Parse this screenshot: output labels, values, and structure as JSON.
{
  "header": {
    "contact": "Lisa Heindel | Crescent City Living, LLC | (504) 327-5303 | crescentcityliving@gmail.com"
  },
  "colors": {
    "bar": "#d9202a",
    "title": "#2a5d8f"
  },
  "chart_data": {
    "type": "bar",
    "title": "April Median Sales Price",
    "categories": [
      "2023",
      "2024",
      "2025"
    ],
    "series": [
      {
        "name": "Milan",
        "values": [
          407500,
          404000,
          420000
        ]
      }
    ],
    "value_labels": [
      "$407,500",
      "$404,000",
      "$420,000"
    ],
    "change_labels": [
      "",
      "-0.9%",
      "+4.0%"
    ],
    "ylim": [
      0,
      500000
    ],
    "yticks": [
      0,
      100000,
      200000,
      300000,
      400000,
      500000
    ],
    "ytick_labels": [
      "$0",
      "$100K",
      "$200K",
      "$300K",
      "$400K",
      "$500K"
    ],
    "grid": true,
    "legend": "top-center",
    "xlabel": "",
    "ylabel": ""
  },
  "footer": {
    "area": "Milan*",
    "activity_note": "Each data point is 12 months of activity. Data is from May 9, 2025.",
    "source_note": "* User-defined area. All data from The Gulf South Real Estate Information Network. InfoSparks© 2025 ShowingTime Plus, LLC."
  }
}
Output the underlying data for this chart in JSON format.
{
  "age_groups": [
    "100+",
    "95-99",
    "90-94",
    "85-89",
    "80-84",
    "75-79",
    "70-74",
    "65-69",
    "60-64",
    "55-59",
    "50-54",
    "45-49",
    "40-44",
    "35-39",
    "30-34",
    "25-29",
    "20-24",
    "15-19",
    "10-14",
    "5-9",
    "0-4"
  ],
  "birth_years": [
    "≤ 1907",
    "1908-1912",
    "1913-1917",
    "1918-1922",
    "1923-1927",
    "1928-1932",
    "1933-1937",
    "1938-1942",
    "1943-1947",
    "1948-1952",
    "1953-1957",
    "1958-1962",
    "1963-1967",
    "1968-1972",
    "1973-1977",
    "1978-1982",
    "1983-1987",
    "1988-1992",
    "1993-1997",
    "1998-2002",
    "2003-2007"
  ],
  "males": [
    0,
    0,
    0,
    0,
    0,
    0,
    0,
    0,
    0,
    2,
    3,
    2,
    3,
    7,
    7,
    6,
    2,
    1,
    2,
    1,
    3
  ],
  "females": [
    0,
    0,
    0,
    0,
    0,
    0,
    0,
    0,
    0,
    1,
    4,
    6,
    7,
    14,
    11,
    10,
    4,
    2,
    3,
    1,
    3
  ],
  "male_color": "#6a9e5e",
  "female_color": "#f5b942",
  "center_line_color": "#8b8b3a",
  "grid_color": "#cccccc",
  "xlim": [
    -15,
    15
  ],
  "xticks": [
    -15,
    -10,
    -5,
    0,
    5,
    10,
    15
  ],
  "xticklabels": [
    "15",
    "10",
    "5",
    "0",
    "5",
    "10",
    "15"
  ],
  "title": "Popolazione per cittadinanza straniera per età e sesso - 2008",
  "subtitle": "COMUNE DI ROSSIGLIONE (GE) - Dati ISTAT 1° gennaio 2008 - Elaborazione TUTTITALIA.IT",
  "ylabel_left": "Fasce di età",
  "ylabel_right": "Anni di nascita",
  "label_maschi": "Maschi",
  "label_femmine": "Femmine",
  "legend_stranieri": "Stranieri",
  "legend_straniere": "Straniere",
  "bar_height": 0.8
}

◆ ◆ ◆ ◆

§ Required work
Write out the full set of records exactly as given.

§ Exercise solution
Parse this screenshot: output labels, values, and structure as JSON.
{
  "header": {
    "contact": "Lisa Heindel | Crescent City Living, LLC | (504) 327-5303 | crescentcityliving@gmail.com"
  },
  "colors": {
    "bar": "#d9202a",
    "title": "#2a5d8f"
  },
  "chart_data": {
    "type": "bar",
    "title": "April Median Sales Price",
    "categories": [
      "2023",
      "2024",
      "2025"
    ],
    "series": [
      {
        "name": "Milan",
        "values": [
          407500,
          404000,
          420000
        ]
      }
    ],
    "value_labels": [
      "$407,500",
      "$404,000",
      "$420,000"
    ],
    "change_labels": [
      "",
      "-0.9%",
      "+4.0%"
    ],
    "ylim": [
      0,
      500000
    ],
    "yticks": [
      0,
      100000,
      200000,
      300000,
      400000,
      500000
    ],
    "ytick_labels": [
      "$0",
      "$100K",
      "$200K",
      "$300K",
      "$400K",
      "$500K"
    ],
    "grid": true,
    "legend": "top-center",
    "xlabel": "",
    "ylabel": ""
  },
  "footer": {
    "area": "Milan*",
    "activity_note": "Each data point is 12 months of activity. Data is from May 9, 2025.",
    "source_note": "* User-defined area. All data from The Gulf South Real Estate Information Network. InfoSparks© 2025 ShowingTime Plus, LLC."
  }
}
Output the underlying data for this chart in JSON format.
{
  "age_groups": [
    "100+",
    "95-99",
    "90-94",
    "85-89",
    "80-84",
    "75-79",
    "70-74",
    "65-69",
    "60-64",
    "55-59",
    "50-54",
    "45-49",
    "40-44",
    "35-39",
    "30-34",
    "25-29",
    "20-24",
    "15-19",
    "10-14",
    "5-9",
    "0-4"
  ],
  "birth_years": [
    "≤ 1907",
    "1908-1912",
    "1913-1917",
    "1918-1922",
    "1923-1927",
    "1928-1932",
    "1933-1937",
    "1938-1942",
    "1943-1947",
    "1948-1952",
    "1953-1957",
    "1958-1962",
    "1963-1967",
    "1968-1972",
    "1973-1977",
    "1978-1982",
    "1983-1987",
    "1988-1992",
    "1993-1997",
    "1998-2002",
    "2003-2007"
  ],
  "males": [
    0,
    0,
    0,
    0,
    0,
    0,
    0,
    0,
    0,
    2,
    3,
    2,
    3,
    7,
    7,
    6,
    2,
    1,
    2,
    1,
    3
  ],
  "females": [
    0,
    0,
    0,
    0,
    0,
    0,
    0,
    0,
    0,
    1,
    4,
    6,
    7,
    14,
    11,
    10,
    4,
    2,
    3,
    1,
    3
  ],
  "male_color": "#6a9e5e",
  "female_color": "#f5b942",
  "center_line_color": "#8b8b3a",
  "grid_color": "#cccccc",
  "xlim": [
    -15,
    15
  ],
  "xticks": [
    -15,
    -10,
    -5,
    0,
    5,
    10,
    15
  ],
  "xticklabels": [
    "15",
    "10",
    "5",
    "0",
    "5",
    "10",
    "15"
  ],
  "title": "Popolazione per cittadinanza straniera per età e sesso - 2008",
  "subtitle": "COMUNE DI ROSSIGLIONE (GE) - Dati ISTAT 1° gennaio 2008 - Elaborazione TUTTITALIA.IT",
  "ylabel_left": "Fasce di età",
  "ylabel_right": "Anni di nascita",
  "label_maschi": "Maschi",
  "label_femmine": "Femmine",
  "legend_stranieri": "Stranieri",
  "legend_straniere": "Straniere",
  "bar_height": 0.8
}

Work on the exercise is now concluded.